What you will do — Give the data below again exactly as written, without its pictures.

Data extract —
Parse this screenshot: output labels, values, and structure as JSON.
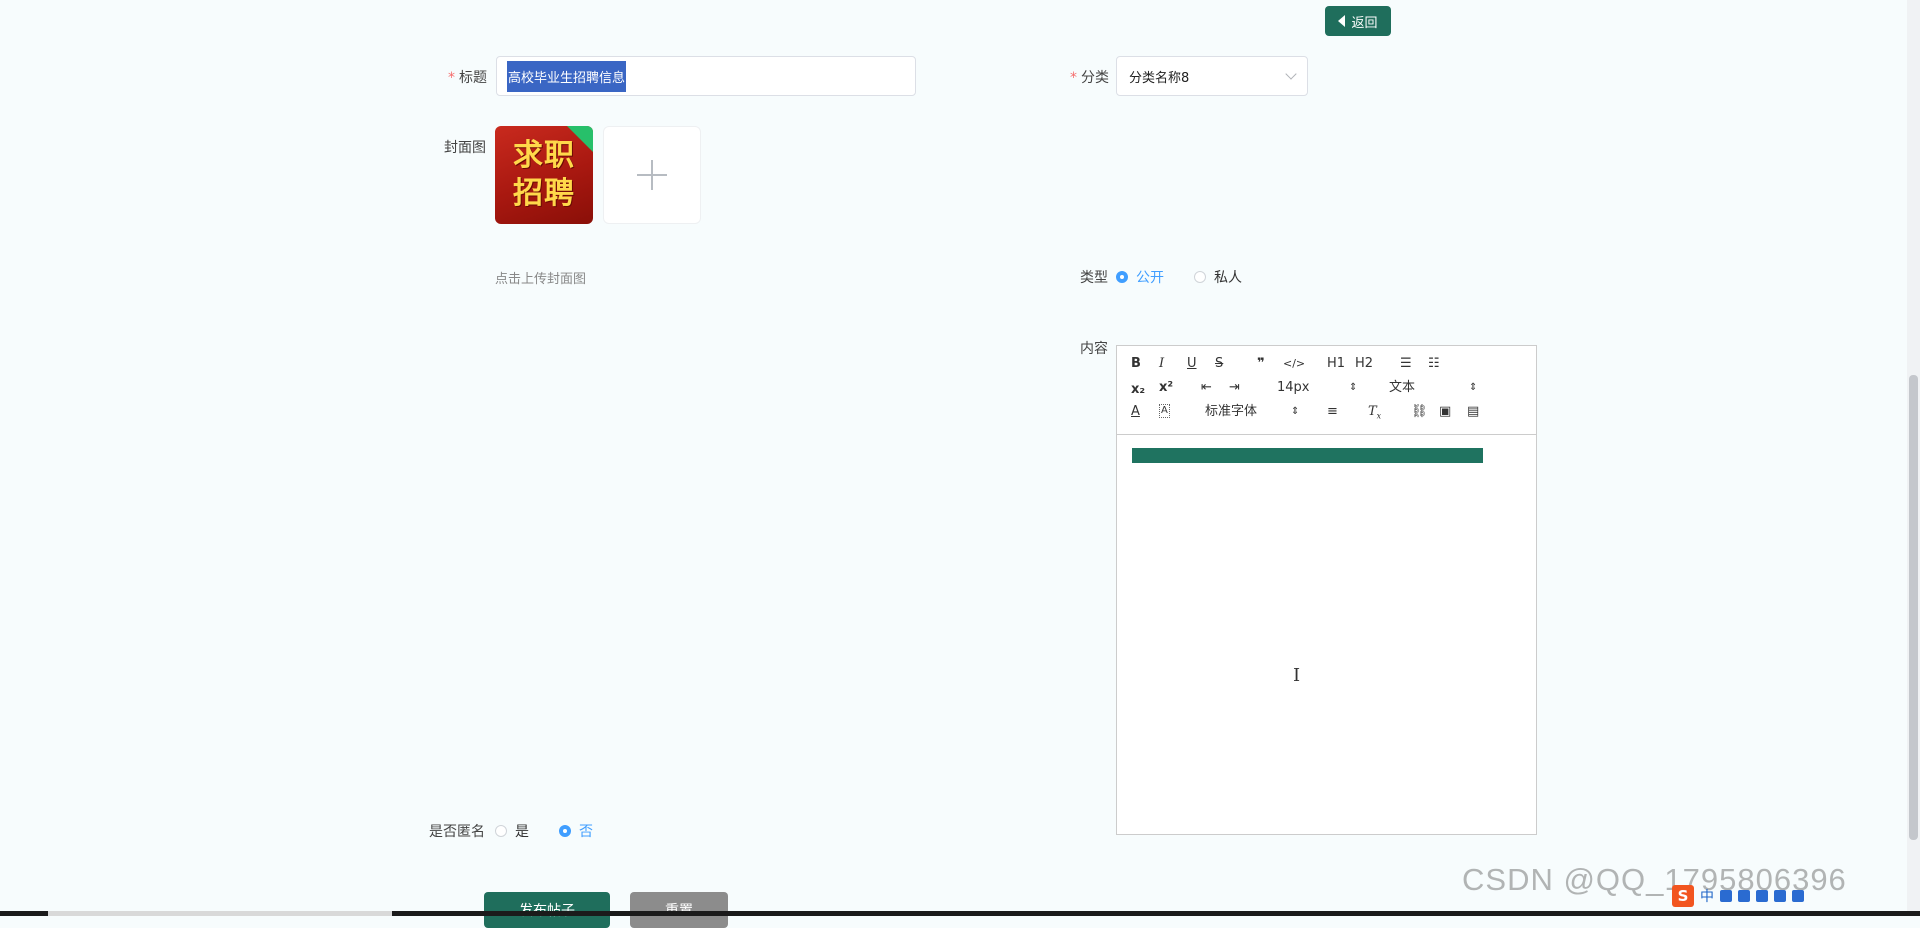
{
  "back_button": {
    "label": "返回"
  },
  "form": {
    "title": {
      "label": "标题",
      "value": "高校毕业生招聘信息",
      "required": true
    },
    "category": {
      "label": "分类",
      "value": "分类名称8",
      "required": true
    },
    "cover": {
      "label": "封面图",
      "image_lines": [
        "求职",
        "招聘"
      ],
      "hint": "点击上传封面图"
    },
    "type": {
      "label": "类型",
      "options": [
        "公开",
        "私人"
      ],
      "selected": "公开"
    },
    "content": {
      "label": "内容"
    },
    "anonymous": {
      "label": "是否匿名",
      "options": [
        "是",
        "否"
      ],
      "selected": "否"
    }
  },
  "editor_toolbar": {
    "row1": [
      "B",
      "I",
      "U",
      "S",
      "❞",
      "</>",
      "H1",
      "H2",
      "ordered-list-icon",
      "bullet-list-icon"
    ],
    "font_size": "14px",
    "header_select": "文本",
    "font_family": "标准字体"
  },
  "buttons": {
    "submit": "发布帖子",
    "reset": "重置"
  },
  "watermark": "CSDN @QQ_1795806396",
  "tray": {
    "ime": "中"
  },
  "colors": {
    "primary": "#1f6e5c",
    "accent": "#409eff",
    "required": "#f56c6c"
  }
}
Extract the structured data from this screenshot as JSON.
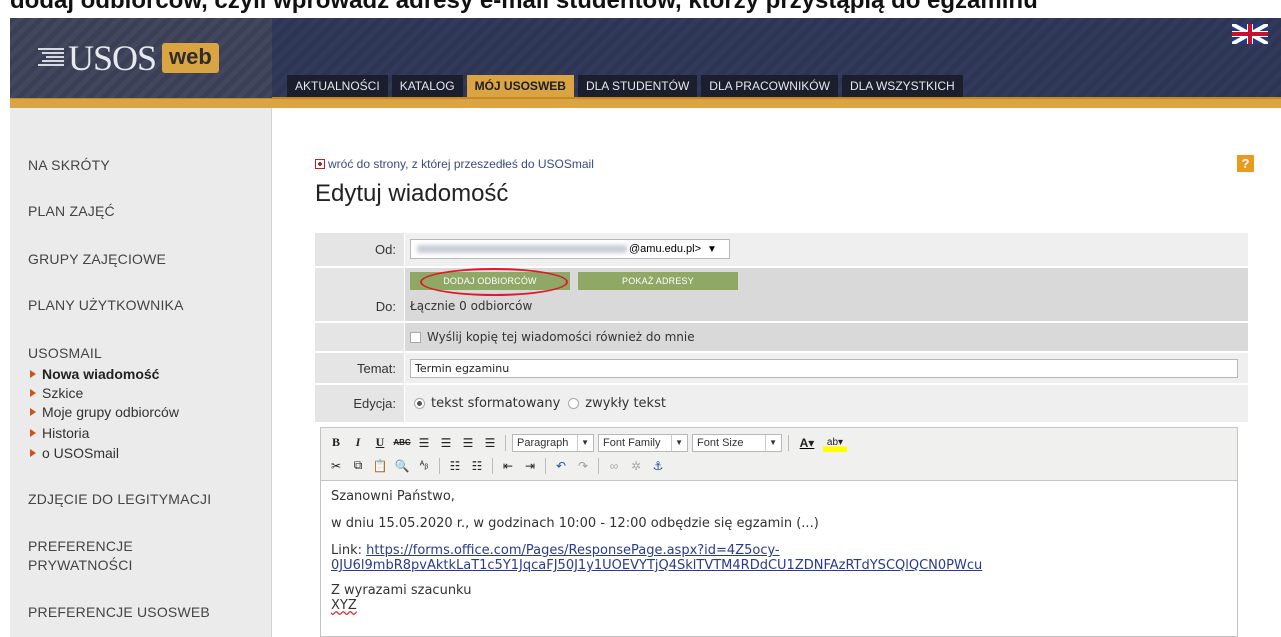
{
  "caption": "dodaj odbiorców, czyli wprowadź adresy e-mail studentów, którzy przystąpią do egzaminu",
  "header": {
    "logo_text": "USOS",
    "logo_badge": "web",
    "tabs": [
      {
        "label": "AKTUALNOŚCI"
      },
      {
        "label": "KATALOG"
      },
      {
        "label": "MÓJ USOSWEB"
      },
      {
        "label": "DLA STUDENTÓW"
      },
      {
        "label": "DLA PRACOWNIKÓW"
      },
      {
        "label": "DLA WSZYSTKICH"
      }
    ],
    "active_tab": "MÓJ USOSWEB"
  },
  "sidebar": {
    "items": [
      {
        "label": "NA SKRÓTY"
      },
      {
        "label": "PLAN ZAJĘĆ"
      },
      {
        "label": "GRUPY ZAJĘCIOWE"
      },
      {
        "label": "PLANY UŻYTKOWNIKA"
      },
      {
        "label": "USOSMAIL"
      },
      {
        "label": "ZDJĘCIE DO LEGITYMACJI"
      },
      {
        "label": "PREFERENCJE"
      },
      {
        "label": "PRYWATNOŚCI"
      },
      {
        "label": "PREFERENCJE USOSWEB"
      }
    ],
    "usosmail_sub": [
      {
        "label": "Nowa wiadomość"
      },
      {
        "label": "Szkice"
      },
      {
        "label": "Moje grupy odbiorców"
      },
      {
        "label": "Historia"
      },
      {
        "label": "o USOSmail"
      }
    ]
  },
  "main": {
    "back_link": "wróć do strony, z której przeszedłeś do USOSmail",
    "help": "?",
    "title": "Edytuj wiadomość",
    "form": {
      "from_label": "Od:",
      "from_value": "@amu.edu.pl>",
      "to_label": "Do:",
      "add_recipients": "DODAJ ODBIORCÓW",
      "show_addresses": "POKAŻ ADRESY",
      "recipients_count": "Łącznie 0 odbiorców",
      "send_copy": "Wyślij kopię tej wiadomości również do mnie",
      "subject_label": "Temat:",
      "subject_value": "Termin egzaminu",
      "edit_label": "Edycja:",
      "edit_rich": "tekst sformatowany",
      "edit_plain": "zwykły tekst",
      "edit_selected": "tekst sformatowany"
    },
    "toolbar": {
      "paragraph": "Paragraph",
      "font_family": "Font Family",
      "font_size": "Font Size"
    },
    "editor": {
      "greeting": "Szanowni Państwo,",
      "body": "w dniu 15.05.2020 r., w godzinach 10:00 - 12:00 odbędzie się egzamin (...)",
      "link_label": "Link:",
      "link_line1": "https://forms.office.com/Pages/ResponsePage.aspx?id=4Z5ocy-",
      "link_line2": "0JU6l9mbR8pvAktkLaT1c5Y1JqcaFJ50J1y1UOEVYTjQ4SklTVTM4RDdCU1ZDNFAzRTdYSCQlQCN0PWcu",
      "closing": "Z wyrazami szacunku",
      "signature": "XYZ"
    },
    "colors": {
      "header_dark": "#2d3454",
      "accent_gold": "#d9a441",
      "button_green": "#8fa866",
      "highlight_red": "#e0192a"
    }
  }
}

Reply —
Parse this screenshot: output labels, values, and structure as JSON.
{
  "back_button": {
    "label": "返回"
  },
  "form": {
    "title": {
      "label": "标题",
      "value": "高校毕业生招聘信息",
      "required": true
    },
    "category": {
      "label": "分类",
      "value": "分类名称8",
      "required": true
    },
    "cover": {
      "label": "封面图",
      "image_lines": [
        "求职",
        "招聘"
      ],
      "hint": "点击上传封面图"
    },
    "type": {
      "label": "类型",
      "options": [
        "公开",
        "私人"
      ],
      "selected": "公开"
    },
    "content": {
      "label": "内容"
    },
    "anonymous": {
      "label": "是否匿名",
      "options": [
        "是",
        "否"
      ],
      "selected": "否"
    }
  },
  "editor_toolbar": {
    "row1": [
      "B",
      "I",
      "U",
      "S",
      "❞",
      "</>",
      "H1",
      "H2",
      "ordered-list-icon",
      "bullet-list-icon"
    ],
    "font_size": "14px",
    "header_select": "文本",
    "font_family": "标准字体"
  },
  "buttons": {
    "submit": "发布帖子",
    "reset": "重置"
  },
  "watermark": "CSDN @QQ_1795806396",
  "tray": {
    "ime": "中"
  },
  "colors": {
    "primary": "#1f6e5c",
    "accent": "#409eff",
    "required": "#f56c6c"
  }
}
Extract the structured data from this screenshot as JSON.
{
  "caption": "dodaj odbiorców, czyli wprowadź adresy e-mail studentów, którzy przystąpią do egzaminu",
  "header": {
    "logo_text": "USOS",
    "logo_badge": "web",
    "tabs": [
      {
        "label": "AKTUALNOŚCI"
      },
      {
        "label": "KATALOG"
      },
      {
        "label": "MÓJ USOSWEB"
      },
      {
        "label": "DLA STUDENTÓW"
      },
      {
        "label": "DLA PRACOWNIKÓW"
      },
      {
        "label": "DLA WSZYSTKICH"
      }
    ],
    "active_tab": "MÓJ USOSWEB"
  },
  "sidebar": {
    "items": [
      {
        "label": "NA SKRÓTY"
      },
      {
        "label": "PLAN ZAJĘĆ"
      },
      {
        "label": "GRUPY ZAJĘCIOWE"
      },
      {
        "label": "PLANY UŻYTKOWNIKA"
      },
      {
        "label": "USOSMAIL"
      },
      {
        "label": "ZDJĘCIE DO LEGITYMACJI"
      },
      {
        "label": "PREFERENCJE"
      },
      {
        "label": "PRYWATNOŚCI"
      },
      {
        "label": "PREFERENCJE USOSWEB"
      }
    ],
    "usosmail_sub": [
      {
        "label": "Nowa wiadomość"
      },
      {
        "label": "Szkice"
      },
      {
        "label": "Moje grupy odbiorców"
      },
      {
        "label": "Historia"
      },
      {
        "label": "o USOSmail"
      }
    ]
  },
  "main": {
    "back_link": "wróć do strony, z której przeszedłeś do USOSmail",
    "help": "?",
    "title": "Edytuj wiadomość",
    "form": {
      "from_label": "Od:",
      "from_value": "@amu.edu.pl>",
      "to_label": "Do:",
      "add_recipients": "DODAJ ODBIORCÓW",
      "show_addresses": "POKAŻ ADRESY",
      "recipients_count": "Łącznie 0 odbiorców",
      "send_copy": "Wyślij kopię tej wiadomości również do mnie",
      "subject_label": "Temat:",
      "subject_value": "Termin egzaminu",
      "edit_label": "Edycja:",
      "edit_rich": "tekst sformatowany",
      "edit_plain": "zwykły tekst",
      "edit_selected": "tekst sformatowany"
    },
    "toolbar": {
      "paragraph": "Paragraph",
      "font_family": "Font Family",
      "font_size": "Font Size"
    },
    "editor": {
      "greeting": "Szanowni Państwo,",
      "body": "w dniu 15.05.2020 r., w godzinach 10:00 - 12:00 odbędzie się egzamin (...)",
      "link_label": "Link:",
      "link_line1": "https://forms.office.com/Pages/ResponsePage.aspx?id=4Z5ocy-",
      "link_line2": "0JU6l9mbR8pvAktkLaT1c5Y1JqcaFJ50J1y1UOEVYTjQ4SklTVTM4RDdCU1ZDNFAzRTdYSCQlQCN0PWcu",
      "closing": "Z wyrazami szacunku",
      "signature": "XYZ"
    },
    "colors": {
      "header_dark": "#2d3454",
      "accent_gold": "#d9a441",
      "button_green": "#8fa866",
      "highlight_red": "#e0192a"
    }
  }
}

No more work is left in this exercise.